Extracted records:

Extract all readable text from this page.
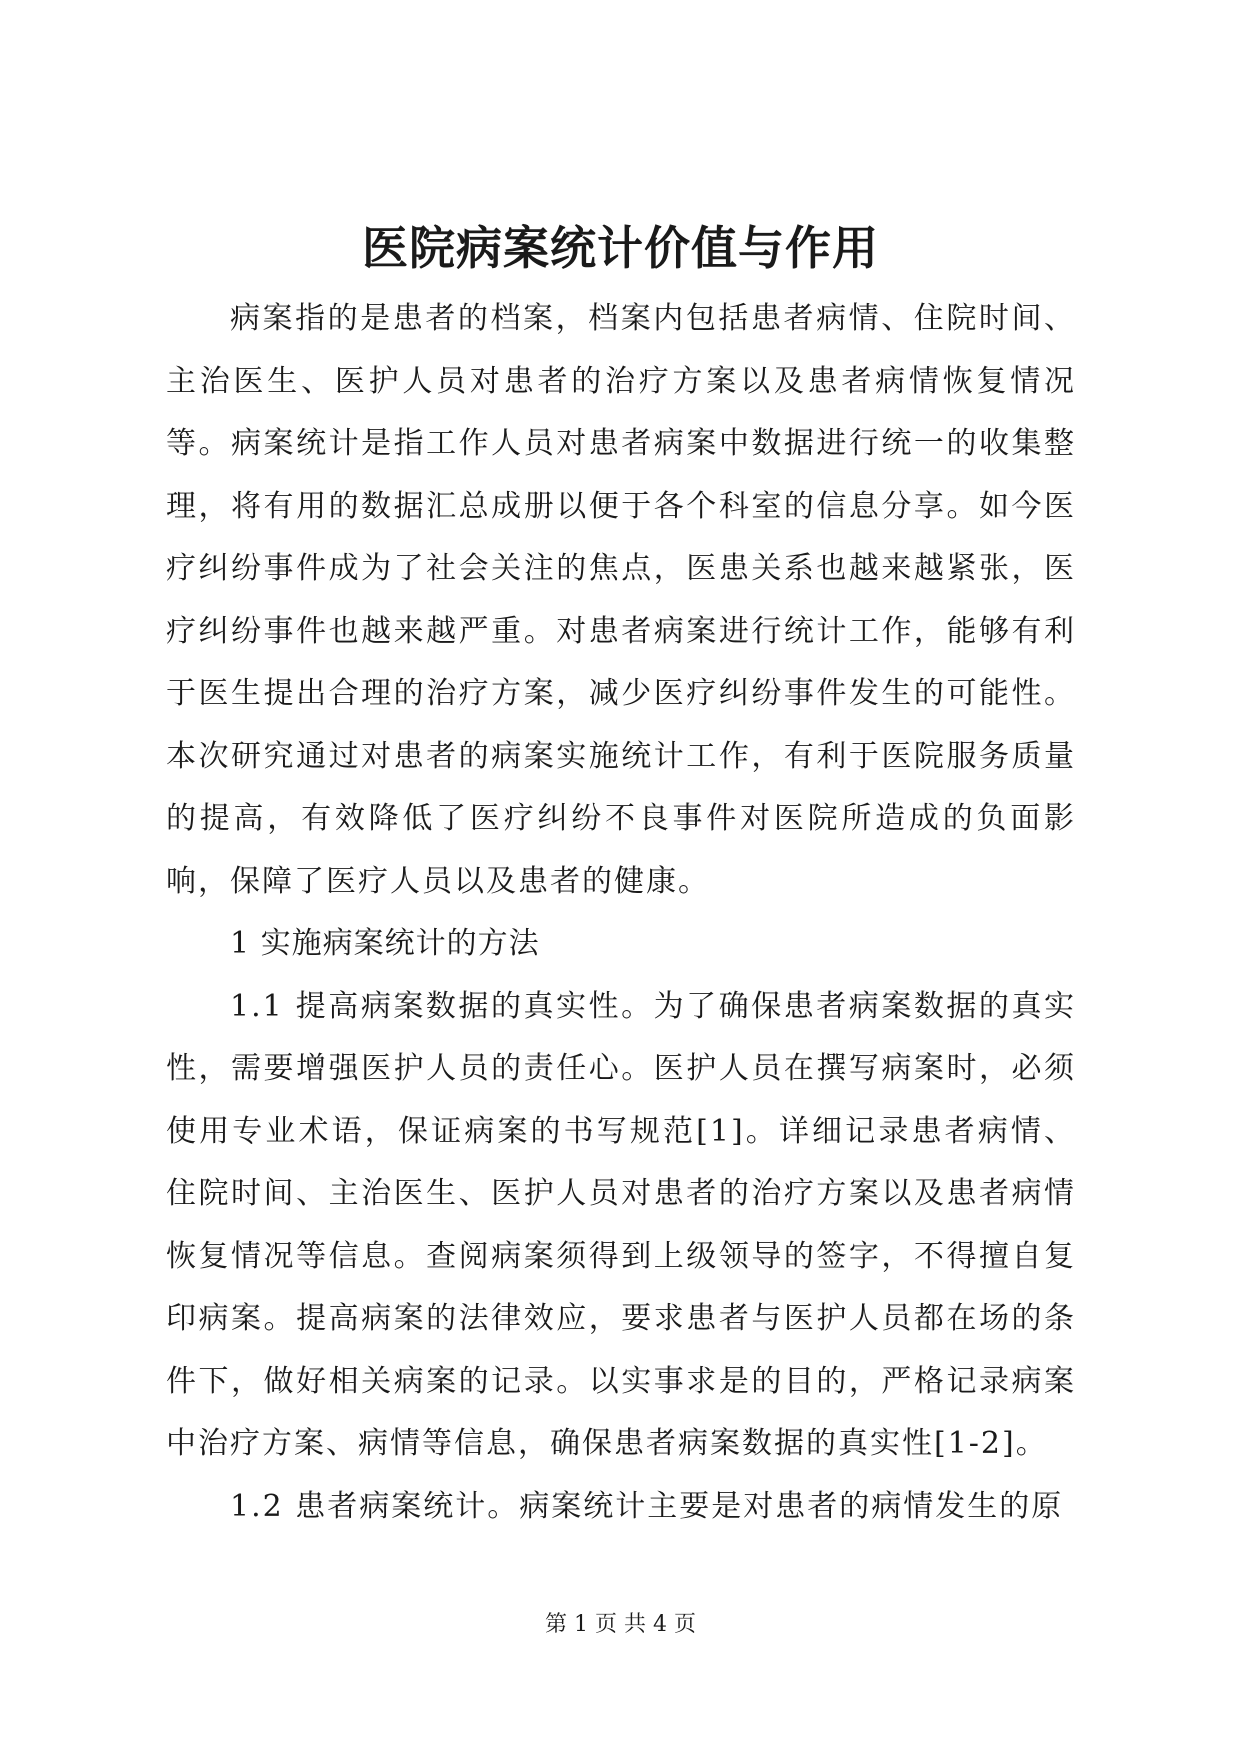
医院病案统计价值与作用

病案指的是患者的档案，档案内包括患者病情、住院时间、主治医生、医护人员对患者的治疗方案以及患者病情恢复情况等。病案统计是指工作人员对患者病案中数据进行统一的收集整理，将有用的数据汇总成册以便于各个科室的信息分享。如今医疗纠纷事件成为了社会关注的焦点，医患关系也越来越紧张，医疗纠纷事件也越来越严重。对患者病案进行统计工作，能够有利于医生提出合理的治疗方案，减少医疗纠纷事件发生的可能性。本次研究通过对患者的病案实施统计工作，有利于医院服务质量的提高，有效降低了医疗纠纷不良事件对医院所造成的负面影响，保障了医疗人员以及患者的健康。

1 实施病案统计的方法

1.1 提高病案数据的真实性。为了确保患者病案数据的真实性，需要增强医护人员的责任心。医护人员在撰写病案时，必须使用专业术语，保证病案的书写规范[1]。详细记录患者病情、住院时间、主治医生、医护人员对患者的治疗方案以及患者病情恢复情况等信息。查阅病案须得到上级领导的签字，不得擅自复印病案。提高病案的法律效应，要求患者与医护人员都在场的条件下，做好相关病案的记录。以实事求是的目的，严格记录病案中治疗方案、病情等信息，确保患者病案数据的真实性[1-2]。

1.2 患者病案统计。病案统计主要是对患者的病情发生的原

第 1 页 共 4 页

TASK BRIEF: Copy and report every line where the word "住院时间" is present.

WRITTEN SOLUTION:
病案指的是患者的档案，档案内包括患者病情、住院时间、主治医生、医护人员对患者的治疗方案以及患者病情恢复情况等。病案统计是指工作人员对患者病案中数据进行统一的收集整理，将有用的数据汇总成册以便于各个科室的信息分享。如今医疗纠纷事件成为了社会关注的焦点，医患关系也越来越紧张，医疗纠纷事件也越来越严重。对患者病案进行统计工作，能够有利于医生提出合理的治疗方案，减少医疗纠纷事件发生的可能性。本次研究通过对患者的病案实施统计工作，有利于医院服务质量的提高，有效降低了医疗纠纷不良事件对医院所造成的负面影响，保障了医疗人员以及患者的健康。
1.1 提高病案数据的真实性。为了确保患者病案数据的真实性，需要增强医护人员的责任心。医护人员在撰写病案时，必须使用专业术语，保证病案的书写规范[1]。详细记录患者病情、住院时间、主治医生、医护人员对患者的治疗方案以及患者病情恢复情况等信息。查阅病案须得到上级领导的签字，不得擅自复印病案。提高病案的法律效应，要求患者与医护人员都在场的条件下，做好相关病案的记录。以实事求是的目的，严格记录病案中治疗方案、病情等信息，确保患者病案数据的真实性[1-2]。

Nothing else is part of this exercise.